INSTRUCTIONS TO FOLLOW :: Rewrite the section on 1774 Virginia militia arms, starting at the words "Dutch musket sideplate" and stopping after "with rifled guns.", with "bird gun" in place of "fowling piece".

PASSAGE ::
Both hunting and body shirts were procured at McCorkle's store in what is now Pulaski county Virginia by officers commanding companies on the expedition. Individual soldiers purchased cuttoe knives, printed hankerchiefs and wool cloth.


 [Col. William Christian to Col. William Preston. 3QQ89] Head Of Rich Creek, Septr. 3: 1774
  
"I am informed that Men & provisions were moving from Stanton Wednesday and thursday was a week and that several Compys were at the Warm Springs. It is also said Mathews dont propose taking out all the flour at once, but to send back the pack horses from the mouth of Elk. That LA. Dunmore wrote to Ch. Lewis that some of his men had taken some little Towns & killed three or [four] people & that his Lordship was at fort Pitt. The above news came by one of the Woods's. He says also that there is Jents plenty and all goods necessary for the men such as Shirts Blankets Leggons."



 
Portraying Dunmore's Command: Sky Meadows State Park, August 10, 2024


In addition, the "Northern" Wing serving directly under Dunmore may have used cockades. "My Brother Jams went with Dumore as a Lieutenant.  He raised some of his men in our county.  They had Cockades of red ribond. I admired the looks of these soldiers so much I would have been glad to have went with them if I had been old enough." (Westward Into Kentucky: The Narrative of Daniel Trabue p42). Immediately after the battle Dunmore was described as "dressed in a Dutch blanket" which may refer to him using a blanket as a matchcoat or perhaps as a blanket coat.

1774 Virginia Militia Arms


 Although the Militia law had expired, the general framework seems to have been followed.

That every person so as aforesaid inlisted (except free mulattoes, negroes, and Indians) shall be armed in the manner following, that is to say: Every soldier shall be furnished with a firelock well fixed, a bayonet fitted to same, a double cartouch-box and three charges of powder, and constantly appear with the same at the time and place appointed for muster and exercise, and shall also keep at his place of abode one pound of powder and four pounds of ball, and bring the same with him into the field when he shall be required.

 
Dutch musket sideplate from Fort Ashby, WVa. 
 
 
Dutch Musket private collection
 
Archeological evidence and primary source documents point to the many of the muskets in use during this period as King's Pattern Long Land "Brown Bess" style or Dutch muskets, both of which were imported in sizeable numbers during the French and Indian war. Primary document use of the generic term "gun" suggests the very common fowling piece or shotgun was in the mix, and many of the men under Lewis seem to have been armed with rifled guns.

SUPPLIED MATERIAL ::
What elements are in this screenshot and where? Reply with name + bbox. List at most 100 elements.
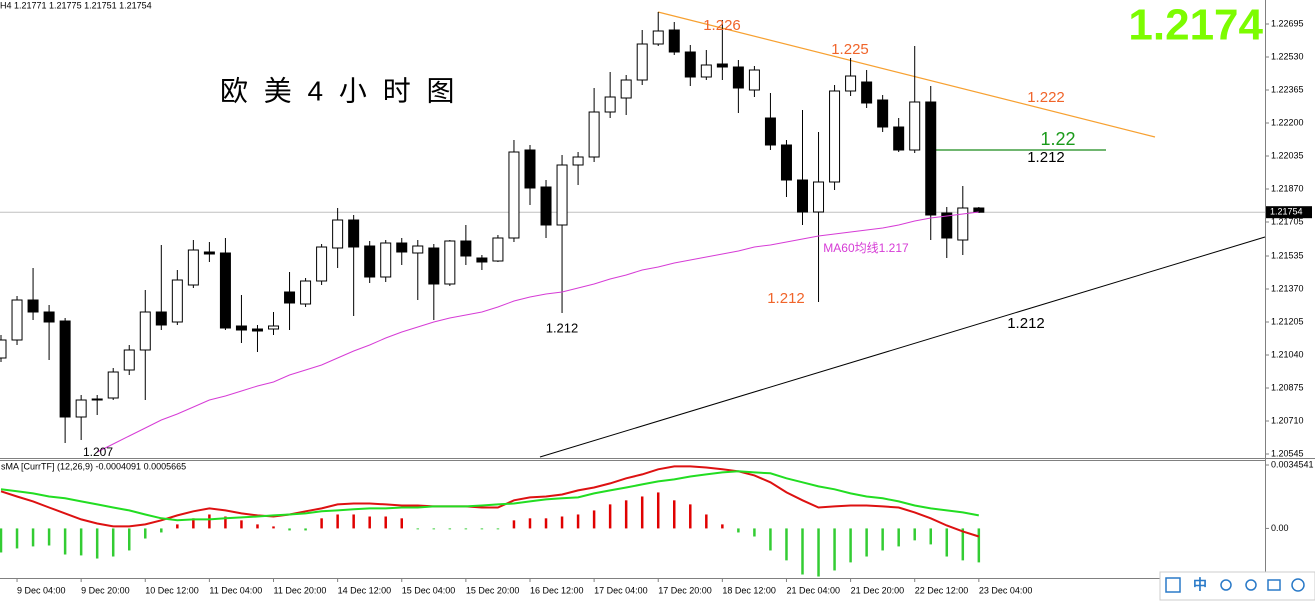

OUTPUT ::
Dutch musket sideplate from Fort Ashby, WVa. 
 
 
Dutch Musket private collection
 
Archeological evidence and primary source documents point to the many of the muskets in use during this period as King's Pattern Long Land "Brown Bess" style or Dutch muskets, both of which were imported in sizeable numbers during the French and Indian war. Primary document use of the generic term "gun" suggests the very common bird gun or shotgun was in the mix, and many of the men under Lewis seem to have been armed with rifled guns.